**WORK TO DO:** Locate the lines that hold the string "JSON". Copy every such line.
[START]
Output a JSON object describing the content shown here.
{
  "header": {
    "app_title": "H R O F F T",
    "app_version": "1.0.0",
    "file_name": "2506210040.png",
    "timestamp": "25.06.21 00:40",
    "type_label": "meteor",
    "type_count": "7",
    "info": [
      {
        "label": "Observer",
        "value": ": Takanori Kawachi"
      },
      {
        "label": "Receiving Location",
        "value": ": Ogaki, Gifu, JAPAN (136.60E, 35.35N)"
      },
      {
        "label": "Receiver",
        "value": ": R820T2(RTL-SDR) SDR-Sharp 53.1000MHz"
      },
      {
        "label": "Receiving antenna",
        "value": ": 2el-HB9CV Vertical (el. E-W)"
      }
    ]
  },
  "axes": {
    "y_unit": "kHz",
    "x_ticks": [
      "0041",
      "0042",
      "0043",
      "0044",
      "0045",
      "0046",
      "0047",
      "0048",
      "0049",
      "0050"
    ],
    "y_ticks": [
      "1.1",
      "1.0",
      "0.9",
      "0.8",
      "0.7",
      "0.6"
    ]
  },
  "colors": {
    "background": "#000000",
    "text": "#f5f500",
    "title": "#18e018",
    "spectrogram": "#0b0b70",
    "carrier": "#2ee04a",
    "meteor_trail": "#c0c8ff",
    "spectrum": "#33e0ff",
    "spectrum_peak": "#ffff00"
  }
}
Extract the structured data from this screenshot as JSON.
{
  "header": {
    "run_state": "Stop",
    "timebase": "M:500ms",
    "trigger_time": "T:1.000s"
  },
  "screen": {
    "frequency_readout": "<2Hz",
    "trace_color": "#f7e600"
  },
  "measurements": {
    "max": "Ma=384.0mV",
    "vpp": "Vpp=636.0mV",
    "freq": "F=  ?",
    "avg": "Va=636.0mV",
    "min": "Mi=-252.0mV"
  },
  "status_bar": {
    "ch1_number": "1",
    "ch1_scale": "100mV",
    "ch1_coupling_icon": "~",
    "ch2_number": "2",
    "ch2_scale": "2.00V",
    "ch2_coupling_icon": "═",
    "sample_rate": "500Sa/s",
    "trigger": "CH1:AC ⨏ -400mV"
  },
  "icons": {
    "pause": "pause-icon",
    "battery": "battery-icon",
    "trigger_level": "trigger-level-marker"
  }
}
[END]
**COMPLETED TASK:**
Output a JSON object describing the content shown here.
Extract the structured data from this screenshot as JSON.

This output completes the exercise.